┌──

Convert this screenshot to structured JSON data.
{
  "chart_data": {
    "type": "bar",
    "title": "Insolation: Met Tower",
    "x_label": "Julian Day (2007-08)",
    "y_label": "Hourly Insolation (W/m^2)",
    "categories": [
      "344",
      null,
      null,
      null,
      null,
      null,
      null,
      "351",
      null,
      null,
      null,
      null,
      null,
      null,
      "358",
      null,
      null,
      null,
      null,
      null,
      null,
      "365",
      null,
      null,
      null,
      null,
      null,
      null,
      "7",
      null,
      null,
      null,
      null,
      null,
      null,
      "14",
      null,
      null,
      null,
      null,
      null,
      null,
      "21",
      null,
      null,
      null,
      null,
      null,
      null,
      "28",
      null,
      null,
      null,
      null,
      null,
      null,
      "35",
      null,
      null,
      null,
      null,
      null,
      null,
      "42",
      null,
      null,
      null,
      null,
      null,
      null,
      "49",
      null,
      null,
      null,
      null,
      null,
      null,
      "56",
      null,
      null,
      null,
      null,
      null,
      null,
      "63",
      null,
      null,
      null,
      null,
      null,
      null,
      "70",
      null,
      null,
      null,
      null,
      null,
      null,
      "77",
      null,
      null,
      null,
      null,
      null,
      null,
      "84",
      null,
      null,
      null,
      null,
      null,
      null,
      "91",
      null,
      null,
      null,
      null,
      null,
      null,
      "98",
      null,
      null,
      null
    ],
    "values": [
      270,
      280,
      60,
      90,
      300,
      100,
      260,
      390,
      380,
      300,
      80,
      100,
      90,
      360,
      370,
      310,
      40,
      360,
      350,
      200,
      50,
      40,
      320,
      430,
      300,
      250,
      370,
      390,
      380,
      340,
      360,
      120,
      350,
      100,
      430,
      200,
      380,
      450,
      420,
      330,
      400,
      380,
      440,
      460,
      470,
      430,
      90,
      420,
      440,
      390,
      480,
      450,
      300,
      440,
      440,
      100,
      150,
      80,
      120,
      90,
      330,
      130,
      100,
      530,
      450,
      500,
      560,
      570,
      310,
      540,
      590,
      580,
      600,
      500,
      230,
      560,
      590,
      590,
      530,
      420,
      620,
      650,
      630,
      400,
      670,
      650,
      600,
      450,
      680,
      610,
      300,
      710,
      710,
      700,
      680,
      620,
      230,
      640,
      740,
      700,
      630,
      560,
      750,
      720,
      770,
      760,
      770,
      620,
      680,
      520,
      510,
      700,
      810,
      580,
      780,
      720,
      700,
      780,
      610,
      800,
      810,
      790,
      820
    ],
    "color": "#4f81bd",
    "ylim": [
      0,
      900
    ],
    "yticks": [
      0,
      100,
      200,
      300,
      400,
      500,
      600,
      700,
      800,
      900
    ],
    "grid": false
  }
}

└──

Copy whichever lines in the listing above contain the word "Insolation".

Solution for this task:
    "title": "Insolation: Met Tower",
    "y_label": "Hourly Insolation (W/m^2)",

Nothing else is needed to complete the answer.